* [REQUIRED WORK]: Please retype the data in full and exactly; the pictures are not part of the copy.

* [TASK MATERIAL]:
++++++++++++++++++++
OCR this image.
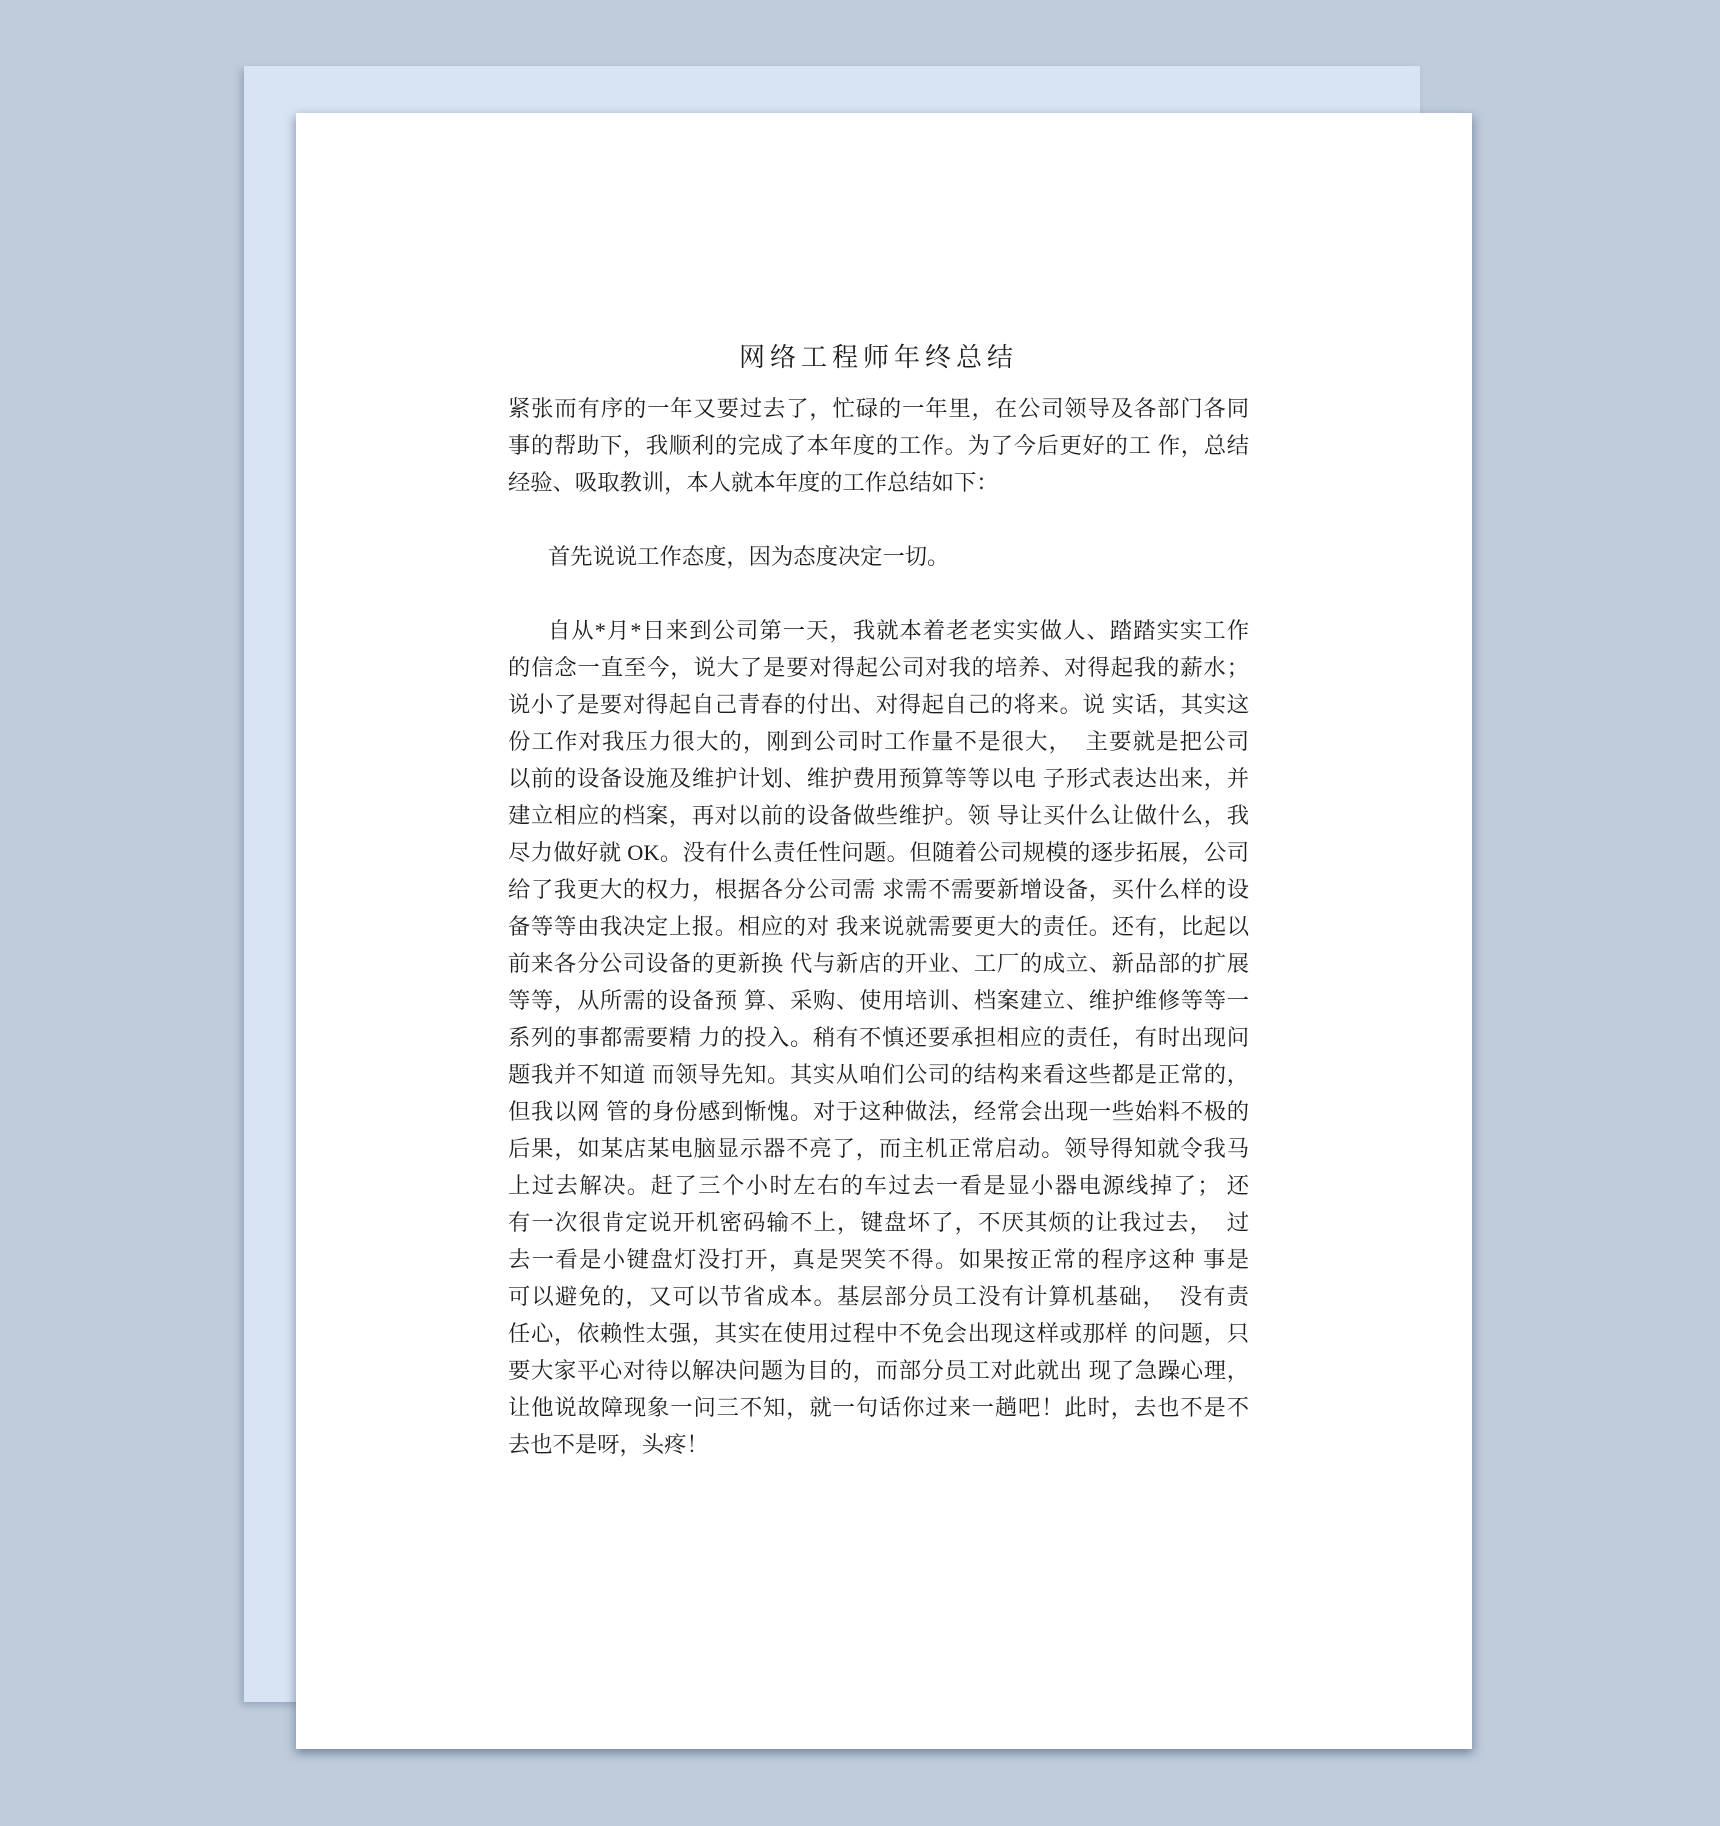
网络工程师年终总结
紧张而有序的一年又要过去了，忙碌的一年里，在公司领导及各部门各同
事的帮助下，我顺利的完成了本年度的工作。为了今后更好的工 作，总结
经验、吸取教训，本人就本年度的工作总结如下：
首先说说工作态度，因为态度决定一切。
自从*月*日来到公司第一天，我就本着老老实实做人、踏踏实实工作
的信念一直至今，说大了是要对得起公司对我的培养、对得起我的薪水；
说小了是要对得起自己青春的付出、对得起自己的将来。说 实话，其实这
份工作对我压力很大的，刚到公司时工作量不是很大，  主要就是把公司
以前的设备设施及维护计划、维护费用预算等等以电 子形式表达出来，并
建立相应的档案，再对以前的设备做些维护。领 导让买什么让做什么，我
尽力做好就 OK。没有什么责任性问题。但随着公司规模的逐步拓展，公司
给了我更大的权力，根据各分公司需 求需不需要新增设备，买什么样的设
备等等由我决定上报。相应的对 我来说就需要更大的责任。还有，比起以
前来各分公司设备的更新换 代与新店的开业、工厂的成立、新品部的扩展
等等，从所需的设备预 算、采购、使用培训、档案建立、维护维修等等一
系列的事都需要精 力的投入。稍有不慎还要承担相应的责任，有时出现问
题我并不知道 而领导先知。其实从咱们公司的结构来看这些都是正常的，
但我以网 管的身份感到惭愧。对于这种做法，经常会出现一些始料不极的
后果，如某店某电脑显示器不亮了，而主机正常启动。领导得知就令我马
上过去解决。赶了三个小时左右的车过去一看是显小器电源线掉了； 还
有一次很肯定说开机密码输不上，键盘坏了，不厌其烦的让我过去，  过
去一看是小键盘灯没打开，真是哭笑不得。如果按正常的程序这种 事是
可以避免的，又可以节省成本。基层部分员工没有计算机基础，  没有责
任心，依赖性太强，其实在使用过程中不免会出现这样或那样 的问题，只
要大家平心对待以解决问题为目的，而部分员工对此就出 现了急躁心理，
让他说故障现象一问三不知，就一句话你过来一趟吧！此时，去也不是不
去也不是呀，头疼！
++++++++++++++++++++
* [RESULT]:
OCR this image.
网络工程师年终总结
紧张而有序的一年又要过去了，忙碌的一年里，在公司领导及各部门各同
事的帮助下，我顺利的完成了本年度的工作。为了今后更好的工 作，总结
经验、吸取教训，本人就本年度的工作总结如下：
首先说说工作态度，因为态度决定一切。
自从*月*日来到公司第一天，我就本着老老实实做人、踏踏实实工作
的信念一直至今，说大了是要对得起公司对我的培养、对得起我的薪水；
说小了是要对得起自己青春的付出、对得起自己的将来。说 实话，其实这
份工作对我压力很大的，刚到公司时工作量不是很大，  主要就是把公司
以前的设备设施及维护计划、维护费用预算等等以电 子形式表达出来，并
建立相应的档案，再对以前的设备做些维护。领 导让买什么让做什么，我
尽力做好就 OK。没有什么责任性问题。但随着公司规模的逐步拓展，公司
给了我更大的权力，根据各分公司需 求需不需要新增设备，买什么样的设
备等等由我决定上报。相应的对 我来说就需要更大的责任。还有，比起以
前来各分公司设备的更新换 代与新店的开业、工厂的成立、新品部的扩展
等等，从所需的设备预 算、采购、使用培训、档案建立、维护维修等等一
系列的事都需要精 力的投入。稍有不慎还要承担相应的责任，有时出现问
题我并不知道 而领导先知。其实从咱们公司的结构来看这些都是正常的，
但我以网 管的身份感到惭愧。对于这种做法，经常会出现一些始料不极的
后果，如某店某电脑显示器不亮了，而主机正常启动。领导得知就令我马
上过去解决。赶了三个小时左右的车过去一看是显小器电源线掉了； 还
有一次很肯定说开机密码输不上，键盘坏了，不厌其烦的让我过去，  过
去一看是小键盘灯没打开，真是哭笑不得。如果按正常的程序这种 事是
可以避免的，又可以节省成本。基层部分员工没有计算机基础，  没有责
任心，依赖性太强，其实在使用过程中不免会出现这样或那样 的问题，只
要大家平心对待以解决问题为目的，而部分员工对此就出 现了急躁心理，
让他说故障现象一问三不知，就一句话你过来一趟吧！此时，去也不是不
去也不是呀，头疼！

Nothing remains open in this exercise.